(Stored dataset items)
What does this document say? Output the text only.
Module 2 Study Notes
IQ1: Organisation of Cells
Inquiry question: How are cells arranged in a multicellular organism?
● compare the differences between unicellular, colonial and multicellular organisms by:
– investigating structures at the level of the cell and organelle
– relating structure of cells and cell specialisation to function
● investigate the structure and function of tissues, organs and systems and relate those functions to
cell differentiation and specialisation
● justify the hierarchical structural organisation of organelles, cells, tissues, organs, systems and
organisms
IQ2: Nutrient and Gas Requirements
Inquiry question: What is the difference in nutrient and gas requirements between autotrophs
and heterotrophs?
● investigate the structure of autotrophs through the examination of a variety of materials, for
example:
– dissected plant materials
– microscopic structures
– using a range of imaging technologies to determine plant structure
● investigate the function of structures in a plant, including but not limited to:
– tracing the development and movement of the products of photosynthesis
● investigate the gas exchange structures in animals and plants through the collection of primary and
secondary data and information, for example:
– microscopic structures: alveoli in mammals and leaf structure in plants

• Brief:
Could you write out all the entries word for word?

• Worked solution:
What does this document say? Output the text only.
Module 2 Study Notes
IQ1: Organisation of Cells
Inquiry question: How are cells arranged in a multicellular organism?
● compare the differences between unicellular, colonial and multicellular organisms by:
– investigating structures at the level of the cell and organelle
– relating structure of cells and cell specialisation to function
● investigate the structure and function of tissues, organs and systems and relate those functions to
cell differentiation and specialisation
● justify the hierarchical structural organisation of organelles, cells, tissues, organs, systems and
organisms
IQ2: Nutrient and Gas Requirements
Inquiry question: What is the difference in nutrient and gas requirements between autotrophs
and heterotrophs?
● investigate the structure of autotrophs through the examination of a variety of materials, for
example:
– dissected plant materials
– microscopic structures
– using a range of imaging technologies to determine plant structure
● investigate the function of structures in a plant, including but not limited to:
– tracing the development and movement of the products of photosynthesis
● investigate the gas exchange structures in animals and plants through the collection of primary and
secondary data and information, for example:
– microscopic structures: alveoli in mammals and leaf structure in plants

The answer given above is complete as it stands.